Data supplied ->

####################

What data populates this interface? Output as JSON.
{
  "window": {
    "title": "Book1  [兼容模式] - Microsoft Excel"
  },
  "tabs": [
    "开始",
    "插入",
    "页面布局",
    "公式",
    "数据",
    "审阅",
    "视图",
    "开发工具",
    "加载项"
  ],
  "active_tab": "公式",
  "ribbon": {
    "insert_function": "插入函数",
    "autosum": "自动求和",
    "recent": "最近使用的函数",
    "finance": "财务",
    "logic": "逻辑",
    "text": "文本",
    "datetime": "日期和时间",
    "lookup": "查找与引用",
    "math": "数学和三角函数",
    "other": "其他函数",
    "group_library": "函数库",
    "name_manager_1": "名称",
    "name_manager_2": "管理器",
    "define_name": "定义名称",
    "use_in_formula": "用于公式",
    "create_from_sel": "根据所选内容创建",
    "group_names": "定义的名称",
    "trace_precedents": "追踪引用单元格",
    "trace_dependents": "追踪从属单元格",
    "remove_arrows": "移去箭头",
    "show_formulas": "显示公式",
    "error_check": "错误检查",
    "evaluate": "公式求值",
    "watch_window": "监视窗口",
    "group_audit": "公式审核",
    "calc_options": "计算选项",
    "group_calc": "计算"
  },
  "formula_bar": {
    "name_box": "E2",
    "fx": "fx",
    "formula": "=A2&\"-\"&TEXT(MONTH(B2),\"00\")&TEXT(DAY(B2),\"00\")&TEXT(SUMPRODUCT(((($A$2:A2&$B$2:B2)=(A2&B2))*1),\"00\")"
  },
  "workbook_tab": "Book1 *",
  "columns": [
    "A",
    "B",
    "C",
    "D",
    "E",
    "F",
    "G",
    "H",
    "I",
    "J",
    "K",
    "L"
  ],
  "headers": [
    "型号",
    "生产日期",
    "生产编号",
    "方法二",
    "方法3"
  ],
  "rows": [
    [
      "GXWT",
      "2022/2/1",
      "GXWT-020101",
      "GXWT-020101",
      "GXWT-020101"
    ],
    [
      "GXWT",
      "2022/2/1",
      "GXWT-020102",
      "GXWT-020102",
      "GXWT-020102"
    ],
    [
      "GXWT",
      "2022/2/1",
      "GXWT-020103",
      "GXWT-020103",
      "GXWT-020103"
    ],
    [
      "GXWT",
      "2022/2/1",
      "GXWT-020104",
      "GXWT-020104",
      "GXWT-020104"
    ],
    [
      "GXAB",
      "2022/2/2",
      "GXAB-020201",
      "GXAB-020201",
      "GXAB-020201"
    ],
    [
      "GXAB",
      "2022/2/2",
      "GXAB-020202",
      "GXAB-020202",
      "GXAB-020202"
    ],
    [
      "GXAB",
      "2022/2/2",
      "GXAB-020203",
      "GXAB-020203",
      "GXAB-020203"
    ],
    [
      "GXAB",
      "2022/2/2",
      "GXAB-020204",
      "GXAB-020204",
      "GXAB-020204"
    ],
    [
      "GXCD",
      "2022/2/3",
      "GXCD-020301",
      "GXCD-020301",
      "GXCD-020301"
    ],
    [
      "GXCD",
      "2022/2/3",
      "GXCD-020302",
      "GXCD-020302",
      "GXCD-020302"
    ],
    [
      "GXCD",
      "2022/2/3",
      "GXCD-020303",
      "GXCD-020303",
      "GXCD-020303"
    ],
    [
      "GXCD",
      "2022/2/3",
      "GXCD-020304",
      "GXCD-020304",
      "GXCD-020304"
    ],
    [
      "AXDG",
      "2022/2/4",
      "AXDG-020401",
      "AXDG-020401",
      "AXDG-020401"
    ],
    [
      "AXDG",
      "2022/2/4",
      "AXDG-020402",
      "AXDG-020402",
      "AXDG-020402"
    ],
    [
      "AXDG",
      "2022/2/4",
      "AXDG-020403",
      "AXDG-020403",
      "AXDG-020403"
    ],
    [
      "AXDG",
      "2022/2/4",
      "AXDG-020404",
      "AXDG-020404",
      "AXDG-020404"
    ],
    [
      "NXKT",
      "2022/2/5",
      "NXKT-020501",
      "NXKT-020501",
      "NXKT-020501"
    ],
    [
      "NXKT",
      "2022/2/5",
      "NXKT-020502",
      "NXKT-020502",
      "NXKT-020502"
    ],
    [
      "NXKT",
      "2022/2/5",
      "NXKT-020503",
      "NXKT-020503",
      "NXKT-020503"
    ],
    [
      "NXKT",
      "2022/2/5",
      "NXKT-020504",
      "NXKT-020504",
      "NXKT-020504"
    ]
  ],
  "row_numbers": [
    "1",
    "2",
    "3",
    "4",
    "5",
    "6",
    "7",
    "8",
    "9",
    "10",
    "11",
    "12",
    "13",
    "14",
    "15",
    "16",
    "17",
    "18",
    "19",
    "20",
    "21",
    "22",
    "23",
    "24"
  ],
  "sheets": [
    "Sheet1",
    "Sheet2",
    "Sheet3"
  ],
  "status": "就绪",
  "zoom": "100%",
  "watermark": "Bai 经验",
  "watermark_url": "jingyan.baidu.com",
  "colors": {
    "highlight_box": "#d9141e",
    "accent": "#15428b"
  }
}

####################

Task prompt ->
Above are some records. Print them all exactly.

Solved exercise ->
What data populates this interface? Output as JSON.
{
  "window": {
    "title": "Book1  [兼容模式] - Microsoft Excel"
  },
  "tabs": [
    "开始",
    "插入",
    "页面布局",
    "公式",
    "数据",
    "审阅",
    "视图",
    "开发工具",
    "加载项"
  ],
  "active_tab": "公式",
  "ribbon": {
    "insert_function": "插入函数",
    "autosum": "自动求和",
    "recent": "最近使用的函数",
    "finance": "财务",
    "logic": "逻辑",
    "text": "文本",
    "datetime": "日期和时间",
    "lookup": "查找与引用",
    "math": "数学和三角函数",
    "other": "其他函数",
    "group_library": "函数库",
    "name_manager_1": "名称",
    "name_manager_2": "管理器",
    "define_name": "定义名称",
    "use_in_formula": "用于公式",
    "create_from_sel": "根据所选内容创建",
    "group_names": "定义的名称",
    "trace_precedents": "追踪引用单元格",
    "trace_dependents": "追踪从属单元格",
    "remove_arrows": "移去箭头",
    "show_formulas": "显示公式",
    "error_check": "错误检查",
    "evaluate": "公式求值",
    "watch_window": "监视窗口",
    "group_audit": "公式审核",
    "calc_options": "计算选项",
    "group_calc": "计算"
  },
  "formula_bar": {
    "name_box": "E2",
    "fx": "fx",
    "formula": "=A2&\"-\"&TEXT(MONTH(B2),\"00\")&TEXT(DAY(B2),\"00\")&TEXT(SUMPRODUCT(((($A$2:A2&$B$2:B2)=(A2&B2))*1),\"00\")"
  },
  "workbook_tab": "Book1 *",
  "columns": [
    "A",
    "B",
    "C",
    "D",
    "E",
    "F",
    "G",
    "H",
    "I",
    "J",
    "K",
    "L"
  ],
  "headers": [
    "型号",
    "生产日期",
    "生产编号",
    "方法二",
    "方法3"
  ],
  "rows": [
    [
      "GXWT",
      "2022/2/1",
      "GXWT-020101",
      "GXWT-020101",
      "GXWT-020101"
    ],
    [
      "GXWT",
      "2022/2/1",
      "GXWT-020102",
      "GXWT-020102",
      "GXWT-020102"
    ],
    [
      "GXWT",
      "2022/2/1",
      "GXWT-020103",
      "GXWT-020103",
      "GXWT-020103"
    ],
    [
      "GXWT",
      "2022/2/1",
      "GXWT-020104",
      "GXWT-020104",
      "GXWT-020104"
    ],
    [
      "GXAB",
      "2022/2/2",
      "GXAB-020201",
      "GXAB-020201",
      "GXAB-020201"
    ],
    [
      "GXAB",
      "2022/2/2",
      "GXAB-020202",
      "GXAB-020202",
      "GXAB-020202"
    ],
    [
      "GXAB",
      "2022/2/2",
      "GXAB-020203",
      "GXAB-020203",
      "GXAB-020203"
    ],
    [
      "GXAB",
      "2022/2/2",
      "GXAB-020204",
      "GXAB-020204",
      "GXAB-020204"
    ],
    [
      "GXCD",
      "2022/2/3",
      "GXCD-020301",
      "GXCD-020301",
      "GXCD-020301"
    ],
    [
      "GXCD",
      "2022/2/3",
      "GXCD-020302",
      "GXCD-020302",
      "GXCD-020302"
    ],
    [
      "GXCD",
      "2022/2/3",
      "GXCD-020303",
      "GXCD-020303",
      "GXCD-020303"
    ],
    [
      "GXCD",
      "2022/2/3",
      "GXCD-020304",
      "GXCD-020304",
      "GXCD-020304"
    ],
    [
      "AXDG",
      "2022/2/4",
      "AXDG-020401",
      "AXDG-020401",
      "AXDG-020401"
    ],
    [
      "AXDG",
      "2022/2/4",
      "AXDG-020402",
      "AXDG-020402",
      "AXDG-020402"
    ],
    [
      "AXDG",
      "2022/2/4",
      "AXDG-020403",
      "AXDG-020403",
      "AXDG-020403"
    ],
    [
      "AXDG",
      "2022/2/4",
      "AXDG-020404",
      "AXDG-020404",
      "AXDG-020404"
    ],
    [
      "NXKT",
      "2022/2/5",
      "NXKT-020501",
      "NXKT-020501",
      "NXKT-020501"
    ],
    [
      "NXKT",
      "2022/2/5",
      "NXKT-020502",
      "NXKT-020502",
      "NXKT-020502"
    ],
    [
      "NXKT",
      "2022/2/5",
      "NXKT-020503",
      "NXKT-020503",
      "NXKT-020503"
    ],
    [
      "NXKT",
      "2022/2/5",
      "NXKT-020504",
      "NXKT-020504",
      "NXKT-020504"
    ]
  ],
  "row_numbers": [
    "1",
    "2",
    "3",
    "4",
    "5",
    "6",
    "7",
    "8",
    "9",
    "10",
    "11",
    "12",
    "13",
    "14",
    "15",
    "16",
    "17",
    "18",
    "19",
    "20",
    "21",
    "22",
    "23",
    "24"
  ],
  "sheets": [
    "Sheet1",
    "Sheet2",
    "Sheet3"
  ],
  "status": "就绪",
  "zoom": "100%",
  "watermark": "Bai 经验",
  "watermark_url": "jingyan.baidu.com",
  "colors": {
    "highlight_box": "#d9141e",
    "accent": "#15428b"
  }
}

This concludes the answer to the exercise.